● **Data for the task**:
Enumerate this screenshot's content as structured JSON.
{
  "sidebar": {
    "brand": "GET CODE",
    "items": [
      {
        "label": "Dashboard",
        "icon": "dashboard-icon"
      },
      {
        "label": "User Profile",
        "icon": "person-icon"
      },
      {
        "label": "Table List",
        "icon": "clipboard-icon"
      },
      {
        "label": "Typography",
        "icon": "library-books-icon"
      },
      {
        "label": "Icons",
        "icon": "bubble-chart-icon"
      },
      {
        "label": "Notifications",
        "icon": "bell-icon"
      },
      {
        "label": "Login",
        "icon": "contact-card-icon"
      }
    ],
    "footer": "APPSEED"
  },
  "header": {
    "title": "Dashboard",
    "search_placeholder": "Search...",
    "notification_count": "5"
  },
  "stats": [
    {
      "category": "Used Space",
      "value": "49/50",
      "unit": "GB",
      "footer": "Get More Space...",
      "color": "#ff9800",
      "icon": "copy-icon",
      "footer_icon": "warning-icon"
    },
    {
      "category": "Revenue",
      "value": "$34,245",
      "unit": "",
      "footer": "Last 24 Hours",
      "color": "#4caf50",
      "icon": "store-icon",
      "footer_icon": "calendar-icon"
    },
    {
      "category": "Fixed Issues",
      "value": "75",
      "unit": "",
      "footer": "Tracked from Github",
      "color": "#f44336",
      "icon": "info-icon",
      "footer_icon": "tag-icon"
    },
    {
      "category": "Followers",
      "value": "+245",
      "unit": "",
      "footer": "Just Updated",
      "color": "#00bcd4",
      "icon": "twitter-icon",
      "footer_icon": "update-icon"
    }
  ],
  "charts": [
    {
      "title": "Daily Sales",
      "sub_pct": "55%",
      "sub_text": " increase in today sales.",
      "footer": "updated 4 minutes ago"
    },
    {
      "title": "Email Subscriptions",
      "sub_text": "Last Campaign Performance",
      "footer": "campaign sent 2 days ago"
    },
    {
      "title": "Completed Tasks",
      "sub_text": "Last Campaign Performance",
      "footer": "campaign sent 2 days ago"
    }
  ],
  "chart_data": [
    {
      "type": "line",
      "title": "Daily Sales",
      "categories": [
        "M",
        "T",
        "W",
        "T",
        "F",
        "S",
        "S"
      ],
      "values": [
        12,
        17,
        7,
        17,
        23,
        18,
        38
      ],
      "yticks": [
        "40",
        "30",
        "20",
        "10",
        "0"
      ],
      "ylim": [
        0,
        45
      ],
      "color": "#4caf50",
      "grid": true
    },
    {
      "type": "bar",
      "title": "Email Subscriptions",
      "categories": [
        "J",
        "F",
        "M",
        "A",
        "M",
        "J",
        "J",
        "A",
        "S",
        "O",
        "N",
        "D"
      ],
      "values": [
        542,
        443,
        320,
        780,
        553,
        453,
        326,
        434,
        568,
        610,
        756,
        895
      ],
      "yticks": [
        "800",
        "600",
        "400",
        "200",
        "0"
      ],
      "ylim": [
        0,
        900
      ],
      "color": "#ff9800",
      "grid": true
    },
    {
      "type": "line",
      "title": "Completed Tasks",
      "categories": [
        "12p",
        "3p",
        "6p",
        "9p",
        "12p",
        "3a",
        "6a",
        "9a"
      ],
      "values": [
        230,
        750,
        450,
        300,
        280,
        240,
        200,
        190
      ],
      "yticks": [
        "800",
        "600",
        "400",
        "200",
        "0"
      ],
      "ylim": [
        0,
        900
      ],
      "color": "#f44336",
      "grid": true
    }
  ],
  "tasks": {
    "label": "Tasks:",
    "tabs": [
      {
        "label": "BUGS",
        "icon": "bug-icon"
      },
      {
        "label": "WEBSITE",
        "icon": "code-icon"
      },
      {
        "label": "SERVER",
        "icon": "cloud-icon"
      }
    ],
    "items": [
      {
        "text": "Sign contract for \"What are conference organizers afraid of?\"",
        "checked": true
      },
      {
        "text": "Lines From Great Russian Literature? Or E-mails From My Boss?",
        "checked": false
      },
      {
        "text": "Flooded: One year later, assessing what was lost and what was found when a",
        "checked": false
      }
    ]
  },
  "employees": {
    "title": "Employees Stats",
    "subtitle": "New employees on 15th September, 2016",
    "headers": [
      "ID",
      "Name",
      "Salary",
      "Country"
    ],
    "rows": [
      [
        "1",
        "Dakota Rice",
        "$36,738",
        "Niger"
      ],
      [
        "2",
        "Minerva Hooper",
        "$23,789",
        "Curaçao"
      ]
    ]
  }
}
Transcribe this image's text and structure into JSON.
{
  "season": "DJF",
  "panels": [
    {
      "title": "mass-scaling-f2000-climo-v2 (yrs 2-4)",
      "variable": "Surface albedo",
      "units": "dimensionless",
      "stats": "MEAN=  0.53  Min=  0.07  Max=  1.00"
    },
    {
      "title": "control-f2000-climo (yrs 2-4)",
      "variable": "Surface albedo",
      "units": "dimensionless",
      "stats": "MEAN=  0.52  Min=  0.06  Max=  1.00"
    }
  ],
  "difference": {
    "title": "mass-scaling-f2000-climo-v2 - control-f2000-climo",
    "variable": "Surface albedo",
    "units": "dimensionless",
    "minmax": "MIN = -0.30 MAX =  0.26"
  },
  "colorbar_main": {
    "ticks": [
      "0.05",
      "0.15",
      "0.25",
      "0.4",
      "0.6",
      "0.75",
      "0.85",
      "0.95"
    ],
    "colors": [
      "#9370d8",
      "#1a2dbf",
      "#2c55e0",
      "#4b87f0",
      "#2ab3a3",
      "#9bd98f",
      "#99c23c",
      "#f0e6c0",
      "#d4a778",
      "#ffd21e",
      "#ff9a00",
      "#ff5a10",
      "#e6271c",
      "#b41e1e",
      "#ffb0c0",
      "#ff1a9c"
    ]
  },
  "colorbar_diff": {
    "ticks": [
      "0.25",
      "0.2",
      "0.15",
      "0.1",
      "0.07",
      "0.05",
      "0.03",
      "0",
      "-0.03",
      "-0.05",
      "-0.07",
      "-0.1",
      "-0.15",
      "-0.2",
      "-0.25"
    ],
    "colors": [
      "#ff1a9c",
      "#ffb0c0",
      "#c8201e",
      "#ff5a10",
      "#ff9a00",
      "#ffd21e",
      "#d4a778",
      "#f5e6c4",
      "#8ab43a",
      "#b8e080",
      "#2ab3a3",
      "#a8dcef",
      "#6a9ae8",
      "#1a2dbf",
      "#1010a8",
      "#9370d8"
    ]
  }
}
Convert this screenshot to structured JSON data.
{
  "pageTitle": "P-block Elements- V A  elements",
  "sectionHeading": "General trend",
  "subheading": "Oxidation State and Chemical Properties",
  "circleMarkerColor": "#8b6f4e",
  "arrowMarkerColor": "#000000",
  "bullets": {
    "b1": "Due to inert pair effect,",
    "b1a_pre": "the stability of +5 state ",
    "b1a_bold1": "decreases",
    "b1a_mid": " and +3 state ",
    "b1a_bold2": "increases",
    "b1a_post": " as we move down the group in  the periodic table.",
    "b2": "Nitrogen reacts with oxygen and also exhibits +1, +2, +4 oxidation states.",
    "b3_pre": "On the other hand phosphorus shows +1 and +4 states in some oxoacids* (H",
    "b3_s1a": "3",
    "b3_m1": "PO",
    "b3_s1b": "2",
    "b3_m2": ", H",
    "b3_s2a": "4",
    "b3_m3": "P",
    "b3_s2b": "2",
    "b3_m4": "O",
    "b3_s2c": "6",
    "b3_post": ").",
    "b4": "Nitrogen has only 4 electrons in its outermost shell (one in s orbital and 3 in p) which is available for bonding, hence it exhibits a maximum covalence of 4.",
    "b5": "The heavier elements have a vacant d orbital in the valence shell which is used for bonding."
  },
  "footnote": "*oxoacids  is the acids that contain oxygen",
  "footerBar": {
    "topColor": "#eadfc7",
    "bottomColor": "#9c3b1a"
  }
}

● **Set task**: Quote only the lines from the line containing "Convert this screenshot" through the end of the listing, please, keeping both the first and the last line.

● **Task solution**:
Convert this screenshot to structured JSON data.
{
  "pageTitle": "P-block Elements- V A  elements",
  "sectionHeading": "General trend",
  "subheading": "Oxidation State and Chemical Properties",
  "circleMarkerColor": "#8b6f4e",
  "arrowMarkerColor": "#000000",
  "bullets": {
    "b1": "Due to inert pair effect,",
    "b1a_pre": "the stability of +5 state ",
    "b1a_bold1": "decreases",
    "b1a_mid": " and +3 state ",
    "b1a_bold2": "increases",
    "b1a_post": " as we move down the group in  the periodic table.",
    "b2": "Nitrogen reacts with oxygen and also exhibits +1, +2, +4 oxidation states.",
    "b3_pre": "On the other hand phosphorus shows +1 and +4 states in some oxoacids* (H",
    "b3_s1a": "3",
    "b3_m1": "PO",
    "b3_s1b": "2",
    "b3_m2": ", H",
    "b3_s2a": "4",
    "b3_m3": "P",
    "b3_s2b": "2",
    "b3_m4": "O",
    "b3_s2c": "6",
    "b3_post": ").",
    "b4": "Nitrogen has only 4 electrons in its outermost shell (one in s orbital and 3 in p) which is available for bonding, hence it exhibits a maximum covalence of 4.",
    "b5": "The heavier elements have a vacant d orbital in the valence shell which is used for bonding."
  },
  "footnote": "*oxoacids  is the acids that contain oxygen",
  "footerBar": {
    "topColor": "#eadfc7",
    "bottomColor": "#9c3b1a"
  }
}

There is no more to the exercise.